/---
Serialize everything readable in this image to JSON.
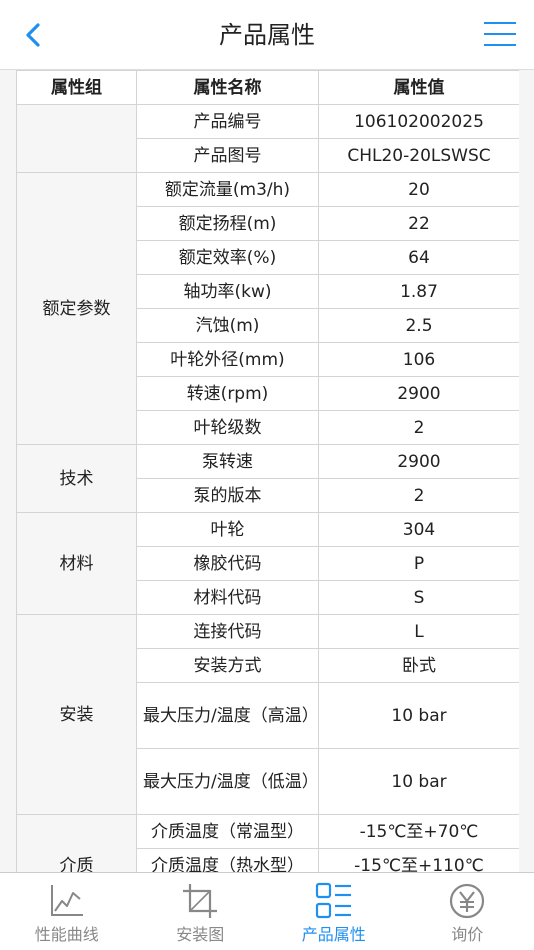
{
  "header": {
    "title": "产品属性"
  },
  "table": {
    "headers": [
      "属性组",
      "属性名称",
      "属性值"
    ],
    "groups": [
      {
        "name": "",
        "rows": [
          {
            "name": "产品编号",
            "value": "106102002025"
          },
          {
            "name": "产品图号",
            "value": "CHL20-20LSWSC"
          }
        ]
      },
      {
        "name": "额定参数",
        "rows": [
          {
            "name": "额定流量(m3/h)",
            "value": "20"
          },
          {
            "name": "额定扬程(m)",
            "value": "22"
          },
          {
            "name": "额定效率(%)",
            "value": "64"
          },
          {
            "name": "轴功率(kw)",
            "value": "1.87"
          },
          {
            "name": "汽蚀(m)",
            "value": "2.5"
          },
          {
            "name": "叶轮外径(mm)",
            "value": "106"
          },
          {
            "name": "转速(rpm)",
            "value": "2900"
          },
          {
            "name": "叶轮级数",
            "value": "2"
          }
        ]
      },
      {
        "name": "技术",
        "rows": [
          {
            "name": "泵转速",
            "value": "2900"
          },
          {
            "name": "泵的版本",
            "value": "2"
          }
        ]
      },
      {
        "name": "材料",
        "rows": [
          {
            "name": "叶轮",
            "value": "304"
          },
          {
            "name": "橡胶代码",
            "value": "P"
          },
          {
            "name": "材料代码",
            "value": "S"
          }
        ]
      },
      {
        "name": "安装",
        "rows": [
          {
            "name": "连接代码",
            "value": "L"
          },
          {
            "name": "安装方式",
            "value": "卧式"
          },
          {
            "name": "最大压力/温度（高温）",
            "value": "10 bar"
          },
          {
            "name": "最大压力/温度（低温）",
            "value": "10 bar"
          }
        ]
      },
      {
        "name": "介质",
        "rows": [
          {
            "name": "介质温度（常温型）",
            "value": "-15℃至+70℃"
          },
          {
            "name": "介质温度（热水型）",
            "value": "-15℃至+110℃"
          }
        ]
      }
    ]
  },
  "nav": {
    "items": [
      {
        "label": "性能曲线",
        "icon": "chart-line-icon",
        "active": false
      },
      {
        "label": "安装图",
        "icon": "crop-frame-icon",
        "active": false
      },
      {
        "label": "产品属性",
        "icon": "list-icon",
        "active": true
      },
      {
        "label": "询价",
        "icon": "yen-icon",
        "active": false
      }
    ],
    "active_color": "#1f8ff0",
    "inactive_color": "#888888"
  }
}
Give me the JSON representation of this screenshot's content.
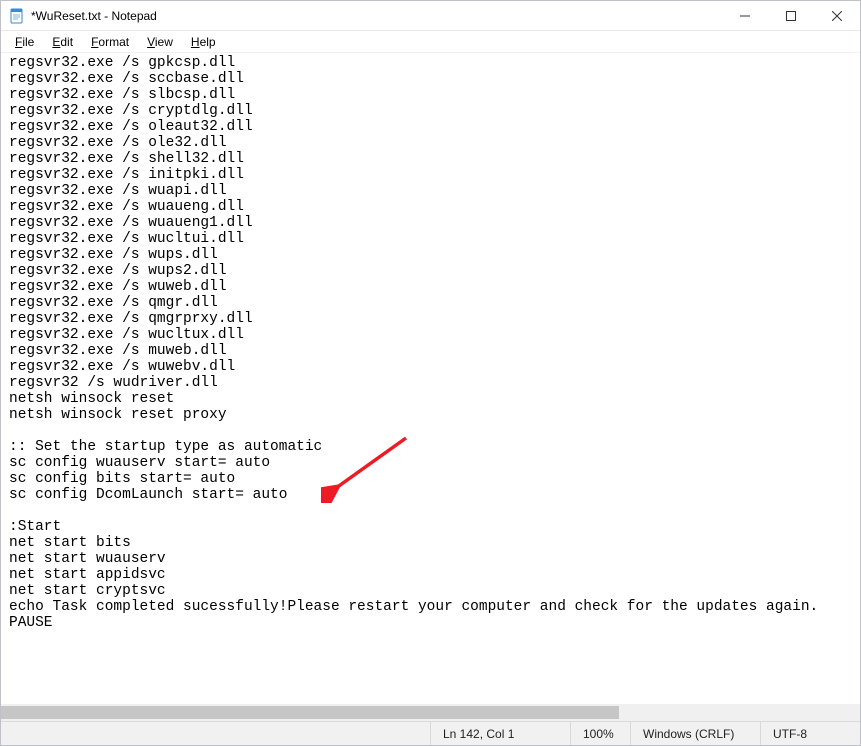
{
  "window": {
    "title": "*WuReset.txt - Notepad"
  },
  "menu": {
    "file": "File",
    "edit": "Edit",
    "format": "Format",
    "view": "View",
    "help": "Help"
  },
  "editor": {
    "content": "regsvr32.exe /s gpkcsp.dll\nregsvr32.exe /s sccbase.dll\nregsvr32.exe /s slbcsp.dll\nregsvr32.exe /s cryptdlg.dll\nregsvr32.exe /s oleaut32.dll\nregsvr32.exe /s ole32.dll\nregsvr32.exe /s shell32.dll\nregsvr32.exe /s initpki.dll\nregsvr32.exe /s wuapi.dll\nregsvr32.exe /s wuaueng.dll\nregsvr32.exe /s wuaueng1.dll\nregsvr32.exe /s wucltui.dll\nregsvr32.exe /s wups.dll\nregsvr32.exe /s wups2.dll\nregsvr32.exe /s wuweb.dll\nregsvr32.exe /s qmgr.dll\nregsvr32.exe /s qmgrprxy.dll\nregsvr32.exe /s wucltux.dll\nregsvr32.exe /s muweb.dll\nregsvr32.exe /s wuwebv.dll\nregsvr32 /s wudriver.dll\nnetsh winsock reset\nnetsh winsock reset proxy\n\n:: Set the startup type as automatic\nsc config wuauserv start= auto\nsc config bits start= auto\nsc config DcomLaunch start= auto\n\n:Start\nnet start bits\nnet start wuauserv\nnet start appidsvc\nnet start cryptsvc\necho Task completed sucessfully!Please restart your computer and check for the updates again.\nPAUSE"
  },
  "status": {
    "position": "Ln 142, Col 1",
    "zoom": "100%",
    "line_ending": "Windows (CRLF)",
    "encoding": "UTF-8"
  },
  "annotation": {
    "arrow_color": "#ed1c24"
  }
}
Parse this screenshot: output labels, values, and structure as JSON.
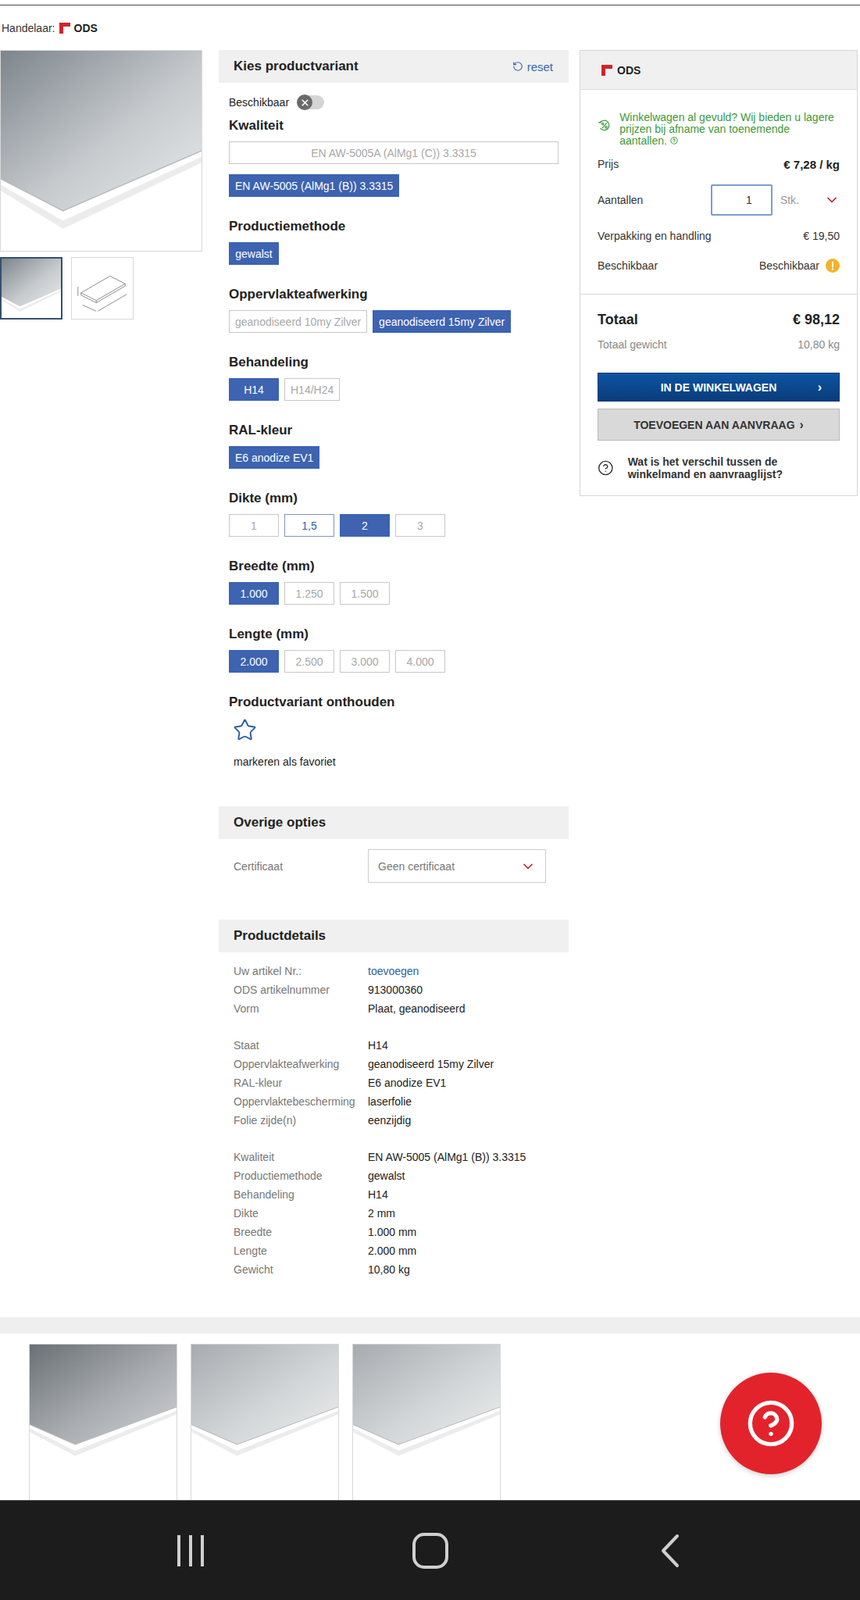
{
  "dealer": {
    "label": "Handelaar:",
    "name": "ODS"
  },
  "gallery": {
    "thumbnails": [
      {
        "kind": "photo",
        "selected": true
      },
      {
        "kind": "drawing",
        "selected": false
      }
    ]
  },
  "variant": {
    "title": "Kies productvariant",
    "reset": "reset",
    "available": {
      "label": "Beschikbaar",
      "on": false
    },
    "groups": [
      {
        "label": "Kwaliteit",
        "kind": "stack",
        "options": [
          {
            "label": "EN AW-5005A (AlMg1 (C)) 3.3315",
            "selected": false,
            "disabled": true
          },
          {
            "label": "EN AW-5005 (AlMg1 (B)) 3.3315",
            "selected": true,
            "disabled": false
          }
        ]
      },
      {
        "label": "Productiemethode",
        "kind": "row",
        "options": [
          {
            "label": "gewalst",
            "selected": true,
            "disabled": false
          }
        ]
      },
      {
        "label": "Oppervlakteafwerking",
        "kind": "row",
        "options": [
          {
            "label": "geanodiseerd 10my Zilver",
            "selected": false,
            "disabled": true
          },
          {
            "label": "geanodiseerd 15my Zilver",
            "selected": true,
            "disabled": false
          }
        ]
      },
      {
        "label": "Behandeling",
        "kind": "row",
        "options": [
          {
            "label": "H14",
            "selected": true,
            "disabled": false
          },
          {
            "label": "H14/H24",
            "selected": false,
            "disabled": true
          }
        ]
      },
      {
        "label": "RAL-kleur",
        "kind": "row",
        "options": [
          {
            "label": "E6 anodize EV1",
            "selected": true,
            "disabled": false
          }
        ]
      },
      {
        "label": "Dikte (mm)",
        "kind": "row",
        "options": [
          {
            "label": "1",
            "selected": false,
            "disabled": true
          },
          {
            "label": "1,5",
            "selected": false,
            "disabled": false
          },
          {
            "label": "2",
            "selected": true,
            "disabled": false
          },
          {
            "label": "3",
            "selected": false,
            "disabled": true
          }
        ]
      },
      {
        "label": "Breedte (mm)",
        "kind": "row",
        "options": [
          {
            "label": "1.000",
            "selected": true,
            "disabled": false
          },
          {
            "label": "1.250",
            "selected": false,
            "disabled": true
          },
          {
            "label": "1.500",
            "selected": false,
            "disabled": true
          }
        ]
      },
      {
        "label": "Lengte (mm)",
        "kind": "row",
        "options": [
          {
            "label": "2.000",
            "selected": true,
            "disabled": false
          },
          {
            "label": "2.500",
            "selected": false,
            "disabled": true
          },
          {
            "label": "3.000",
            "selected": false,
            "disabled": true
          },
          {
            "label": "4.000",
            "selected": false,
            "disabled": true
          }
        ]
      }
    ],
    "favorite": {
      "label": "Productvariant onthouden",
      "caption": "markeren als favoriet",
      "on": false
    }
  },
  "other_options": {
    "title": "Overige opties",
    "rows": [
      {
        "label": "Certificaat",
        "value": "Geen certificaat"
      }
    ]
  },
  "details": {
    "title": "Productdetails",
    "groups": [
      {
        "rows": [
          {
            "label": "Uw artikel Nr.:",
            "value": "toevoegen",
            "kind": "link"
          },
          {
            "label": "ODS artikelnummer",
            "value": "913000360",
            "kind": "text"
          },
          {
            "label": "Vorm",
            "value": "Plaat, geanodiseerd",
            "kind": "text"
          }
        ]
      },
      {
        "rows": [
          {
            "label": "Staat",
            "value": "H14",
            "kind": "text"
          },
          {
            "label": "Oppervlakteafwerking",
            "value": "geanodiseerd 15my Zilver",
            "kind": "text"
          },
          {
            "label": "RAL-kleur",
            "value": "E6 anodize EV1",
            "kind": "text"
          },
          {
            "label": "Oppervlaktebescherming",
            "value": "laserfolie",
            "kind": "text"
          },
          {
            "label": "Folie zijde(n)",
            "value": "eenzijdig",
            "kind": "text"
          }
        ]
      },
      {
        "rows": [
          {
            "label": "Kwaliteit",
            "value": "EN AW-5005 (AlMg1 (B)) 3.3315",
            "kind": "text"
          },
          {
            "label": "Productiemethode",
            "value": "gewalst",
            "kind": "text"
          },
          {
            "label": "Behandeling",
            "value": "H14",
            "kind": "text"
          },
          {
            "label": "Dikte",
            "value": "2 mm",
            "kind": "text"
          },
          {
            "label": "Breedte",
            "value": "1.000 mm",
            "kind": "text"
          },
          {
            "label": "Lengte",
            "value": "2.000 mm",
            "kind": "text"
          },
          {
            "label": "Gewicht",
            "value": "10,80 kg",
            "kind": "text"
          }
        ]
      }
    ]
  },
  "cart": {
    "dealer": "ODS",
    "promo": "Winkelwagen al gevuld? Wij bieden u lagere prijzen bij afname van toenemende aantallen.",
    "rows": [
      {
        "label": "Prijs",
        "value": "€ 7,28 / kg",
        "kind": "price"
      },
      {
        "label": "Aantallen",
        "value": "1",
        "unit": "Stk.",
        "kind": "quantity"
      },
      {
        "label": "Verpakking en handling",
        "value": "€ 19,50",
        "kind": "plain"
      },
      {
        "label": "Beschikbaar",
        "value": "Beschikbaar",
        "kind": "status"
      }
    ],
    "total": {
      "label": "Totaal",
      "value": "€ 98,12"
    },
    "weight": {
      "label": "Totaal gewicht",
      "value": "10,80 kg"
    },
    "buttons": [
      {
        "label": "IN DE WINKELWAGEN",
        "arrow": "›",
        "kind": "primary"
      },
      {
        "label": "TOEVOEGEN AAN AANVRAAG",
        "arrow": "›",
        "kind": "secondary"
      }
    ],
    "help": "Wat is het verschil tussen de winkelmand en aanvraaglijst?"
  },
  "related_products": [
    {
      "kind": "dark"
    },
    {
      "kind": "light"
    },
    {
      "kind": "light"
    }
  ]
}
\---
Find and count the lines of the data that include the string "title", and report that figure by itself.

5